> AIM
A faithful transcription of all the data is required.
* begin *
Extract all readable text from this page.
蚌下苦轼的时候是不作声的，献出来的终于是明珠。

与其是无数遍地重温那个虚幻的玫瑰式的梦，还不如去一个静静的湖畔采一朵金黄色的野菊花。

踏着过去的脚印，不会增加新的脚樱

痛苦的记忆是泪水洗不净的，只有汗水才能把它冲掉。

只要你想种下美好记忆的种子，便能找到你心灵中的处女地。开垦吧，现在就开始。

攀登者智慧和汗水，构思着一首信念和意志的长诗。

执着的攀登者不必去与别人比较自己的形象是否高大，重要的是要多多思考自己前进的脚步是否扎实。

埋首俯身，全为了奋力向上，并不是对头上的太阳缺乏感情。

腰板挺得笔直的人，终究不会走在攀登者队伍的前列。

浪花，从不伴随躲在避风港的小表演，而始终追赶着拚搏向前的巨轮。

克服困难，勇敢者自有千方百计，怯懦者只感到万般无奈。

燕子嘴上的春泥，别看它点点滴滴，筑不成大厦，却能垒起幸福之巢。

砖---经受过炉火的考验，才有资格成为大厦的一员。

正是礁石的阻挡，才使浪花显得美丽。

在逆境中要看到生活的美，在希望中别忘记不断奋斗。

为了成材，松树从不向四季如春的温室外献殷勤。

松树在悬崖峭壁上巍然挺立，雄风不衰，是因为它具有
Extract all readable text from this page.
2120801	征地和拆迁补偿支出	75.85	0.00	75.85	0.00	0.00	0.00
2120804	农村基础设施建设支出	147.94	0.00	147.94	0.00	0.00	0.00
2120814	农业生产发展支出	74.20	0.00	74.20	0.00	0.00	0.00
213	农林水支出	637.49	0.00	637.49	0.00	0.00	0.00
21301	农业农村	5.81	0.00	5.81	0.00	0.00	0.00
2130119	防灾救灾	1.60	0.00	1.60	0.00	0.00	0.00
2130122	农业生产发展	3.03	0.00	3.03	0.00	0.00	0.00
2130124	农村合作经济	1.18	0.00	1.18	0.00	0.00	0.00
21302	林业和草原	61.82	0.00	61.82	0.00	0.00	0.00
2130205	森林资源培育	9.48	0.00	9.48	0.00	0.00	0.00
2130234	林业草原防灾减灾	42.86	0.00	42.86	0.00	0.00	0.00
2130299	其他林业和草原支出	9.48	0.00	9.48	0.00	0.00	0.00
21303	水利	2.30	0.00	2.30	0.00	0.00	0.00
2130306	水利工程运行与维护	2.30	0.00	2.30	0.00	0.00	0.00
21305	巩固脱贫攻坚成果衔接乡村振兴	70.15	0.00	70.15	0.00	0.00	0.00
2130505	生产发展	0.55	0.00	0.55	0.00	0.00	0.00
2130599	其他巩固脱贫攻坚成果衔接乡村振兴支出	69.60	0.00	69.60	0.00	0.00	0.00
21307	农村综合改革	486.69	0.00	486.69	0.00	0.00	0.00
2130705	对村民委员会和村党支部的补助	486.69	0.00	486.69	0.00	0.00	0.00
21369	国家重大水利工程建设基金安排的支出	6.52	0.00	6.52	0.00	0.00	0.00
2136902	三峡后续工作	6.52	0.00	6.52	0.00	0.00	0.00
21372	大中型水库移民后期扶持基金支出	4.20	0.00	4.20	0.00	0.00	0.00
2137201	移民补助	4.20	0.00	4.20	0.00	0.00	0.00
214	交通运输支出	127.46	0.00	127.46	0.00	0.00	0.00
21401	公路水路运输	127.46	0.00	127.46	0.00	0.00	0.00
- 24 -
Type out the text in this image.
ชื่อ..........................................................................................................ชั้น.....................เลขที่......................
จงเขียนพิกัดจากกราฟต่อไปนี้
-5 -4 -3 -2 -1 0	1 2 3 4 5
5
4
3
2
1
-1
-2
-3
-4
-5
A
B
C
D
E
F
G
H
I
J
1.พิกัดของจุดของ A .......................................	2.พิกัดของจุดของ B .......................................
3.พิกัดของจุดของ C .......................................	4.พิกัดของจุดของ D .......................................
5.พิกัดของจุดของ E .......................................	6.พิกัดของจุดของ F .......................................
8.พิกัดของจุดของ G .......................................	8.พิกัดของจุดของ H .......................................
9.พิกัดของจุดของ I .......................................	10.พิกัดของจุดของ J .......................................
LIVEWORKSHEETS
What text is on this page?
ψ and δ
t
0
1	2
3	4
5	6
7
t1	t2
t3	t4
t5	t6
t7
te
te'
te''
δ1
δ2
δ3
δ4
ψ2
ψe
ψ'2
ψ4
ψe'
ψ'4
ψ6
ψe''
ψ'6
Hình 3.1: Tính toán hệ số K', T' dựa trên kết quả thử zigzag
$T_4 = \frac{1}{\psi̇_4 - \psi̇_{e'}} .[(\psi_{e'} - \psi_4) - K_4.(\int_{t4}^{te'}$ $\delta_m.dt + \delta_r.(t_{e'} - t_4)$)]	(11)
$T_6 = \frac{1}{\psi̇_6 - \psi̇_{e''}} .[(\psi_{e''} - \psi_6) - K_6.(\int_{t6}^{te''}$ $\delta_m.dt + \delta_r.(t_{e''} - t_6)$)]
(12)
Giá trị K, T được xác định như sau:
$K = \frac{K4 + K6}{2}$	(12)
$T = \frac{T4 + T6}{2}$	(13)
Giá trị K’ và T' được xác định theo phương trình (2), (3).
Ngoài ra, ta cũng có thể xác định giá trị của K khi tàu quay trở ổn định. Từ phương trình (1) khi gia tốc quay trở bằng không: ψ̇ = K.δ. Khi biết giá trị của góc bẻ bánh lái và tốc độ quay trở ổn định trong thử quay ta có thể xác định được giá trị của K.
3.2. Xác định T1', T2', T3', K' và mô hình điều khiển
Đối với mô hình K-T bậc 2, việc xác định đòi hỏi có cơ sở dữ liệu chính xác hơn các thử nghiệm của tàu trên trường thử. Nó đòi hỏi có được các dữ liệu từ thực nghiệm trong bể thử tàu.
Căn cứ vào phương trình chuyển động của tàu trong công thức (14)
* end *
> OUTPUT FOR THIS EXERCISE
Extract all readable text from this page.
蚌下苦轼的时候是不作声的，献出来的终于是明珠。

与其是无数遍地重温那个虚幻的玫瑰式的梦，还不如去一个静静的湖畔采一朵金黄色的野菊花。

踏着过去的脚印，不会增加新的脚樱

痛苦的记忆是泪水洗不净的，只有汗水才能把它冲掉。

只要你想种下美好记忆的种子，便能找到你心灵中的处女地。开垦吧，现在就开始。

攀登者智慧和汗水，构思着一首信念和意志的长诗。

执着的攀登者不必去与别人比较自己的形象是否高大，重要的是要多多思考自己前进的脚步是否扎实。

埋首俯身，全为了奋力向上，并不是对头上的太阳缺乏感情。

腰板挺得笔直的人，终究不会走在攀登者队伍的前列。

浪花，从不伴随躲在避风港的小表演，而始终追赶着拚搏向前的巨轮。

克服困难，勇敢者自有千方百计，怯懦者只感到万般无奈。

燕子嘴上的春泥，别看它点点滴滴，筑不成大厦，却能垒起幸福之巢。

砖---经受过炉火的考验，才有资格成为大厦的一员。

正是礁石的阻挡，才使浪花显得美丽。

在逆境中要看到生活的美，在希望中别忘记不断奋斗。

为了成材，松树从不向四季如春的温室外献殷勤。

松树在悬崖峭壁上巍然挺立，雄风不衰，是因为它具有
Extract all readable text from this page.
2120801	征地和拆迁补偿支出	75.85	0.00	75.85	0.00	0.00	0.00
2120804	农村基础设施建设支出	147.94	0.00	147.94	0.00	0.00	0.00
2120814	农业生产发展支出	74.20	0.00	74.20	0.00	0.00	0.00
213	农林水支出	637.49	0.00	637.49	0.00	0.00	0.00
21301	农业农村	5.81	0.00	5.81	0.00	0.00	0.00
2130119	防灾救灾	1.60	0.00	1.60	0.00	0.00	0.00
2130122	农业生产发展	3.03	0.00	3.03	0.00	0.00	0.00
2130124	农村合作经济	1.18	0.00	1.18	0.00	0.00	0.00
21302	林业和草原	61.82	0.00	61.82	0.00	0.00	0.00
2130205	森林资源培育	9.48	0.00	9.48	0.00	0.00	0.00
2130234	林业草原防灾减灾	42.86	0.00	42.86	0.00	0.00	0.00
2130299	其他林业和草原支出	9.48	0.00	9.48	0.00	0.00	0.00
21303	水利	2.30	0.00	2.30	0.00	0.00	0.00
2130306	水利工程运行与维护	2.30	0.00	2.30	0.00	0.00	0.00
21305	巩固脱贫攻坚成果衔接乡村振兴	70.15	0.00	70.15	0.00	0.00	0.00
2130505	生产发展	0.55	0.00	0.55	0.00	0.00	0.00
2130599	其他巩固脱贫攻坚成果衔接乡村振兴支出	69.60	0.00	69.60	0.00	0.00	0.00
21307	农村综合改革	486.69	0.00	486.69	0.00	0.00	0.00
2130705	对村民委员会和村党支部的补助	486.69	0.00	486.69	0.00	0.00	0.00
21369	国家重大水利工程建设基金安排的支出	6.52	0.00	6.52	0.00	0.00	0.00
2136902	三峡后续工作	6.52	0.00	6.52	0.00	0.00	0.00
21372	大中型水库移民后期扶持基金支出	4.20	0.00	4.20	0.00	0.00	0.00
2137201	移民补助	4.20	0.00	4.20	0.00	0.00	0.00
214	交通运输支出	127.46	0.00	127.46	0.00	0.00	0.00
21401	公路水路运输	127.46	0.00	127.46	0.00	0.00	0.00
- 24 -
Type out the text in this image.
ชื่อ..........................................................................................................ชั้น.....................เลขที่......................
จงเขียนพิกัดจากกราฟต่อไปนี้
-5 -4 -3 -2 -1 0	1 2 3 4 5
5
4
3
2
1
-1
-2
-3
-4
-5
A
B
C
D
E
F
G
H
I
J
1.พิกัดของจุดของ A .......................................	2.พิกัดของจุดของ B .......................................
3.พิกัดของจุดของ C .......................................	4.พิกัดของจุดของ D .......................................
5.พิกัดของจุดของ E .......................................	6.พิกัดของจุดของ F .......................................
8.พิกัดของจุดของ G .......................................	8.พิกัดของจุดของ H .......................................
9.พิกัดของจุดของ I .......................................	10.พิกัดของจุดของ J .......................................
LIVEWORKSHEETS
What text is on this page?
ψ and δ
t
0
1	2
3	4
5	6
7
t1	t2
t3	t4
t5	t6
t7
te
te'
te''
δ1
δ2
δ3
δ4
ψ2
ψe
ψ'2
ψ4
ψe'
ψ'4
ψ6
ψe''
ψ'6
Hình 3.1: Tính toán hệ số K', T' dựa trên kết quả thử zigzag
$T_4 = \frac{1}{\psi̇_4 - \psi̇_{e'}} .[(\psi_{e'} - \psi_4) - K_4.(\int_{t4}^{te'}$ $\delta_m.dt + \delta_r.(t_{e'} - t_4)$)]	(11)
$T_6 = \frac{1}{\psi̇_6 - \psi̇_{e''}} .[(\psi_{e''} - \psi_6) - K_6.(\int_{t6}^{te''}$ $\delta_m.dt + \delta_r.(t_{e''} - t_6)$)]
(12)
Giá trị K, T được xác định như sau:
$K = \frac{K4 + K6}{2}$	(12)
$T = \frac{T4 + T6}{2}$	(13)
Giá trị K’ và T' được xác định theo phương trình (2), (3).
Ngoài ra, ta cũng có thể xác định giá trị của K khi tàu quay trở ổn định. Từ phương trình (1) khi gia tốc quay trở bằng không: ψ̇ = K.δ. Khi biết giá trị của góc bẻ bánh lái và tốc độ quay trở ổn định trong thử quay ta có thể xác định được giá trị của K.
3.2. Xác định T1', T2', T3', K' và mô hình điều khiển
Đối với mô hình K-T bậc 2, việc xác định đòi hỏi có cơ sở dữ liệu chính xác hơn các thử nghiệm của tàu trên trường thử. Nó đòi hỏi có được các dữ liệu từ thực nghiệm trong bể thử tàu.
Căn cứ vào phương trình chuyển động của tàu trong công thức (14)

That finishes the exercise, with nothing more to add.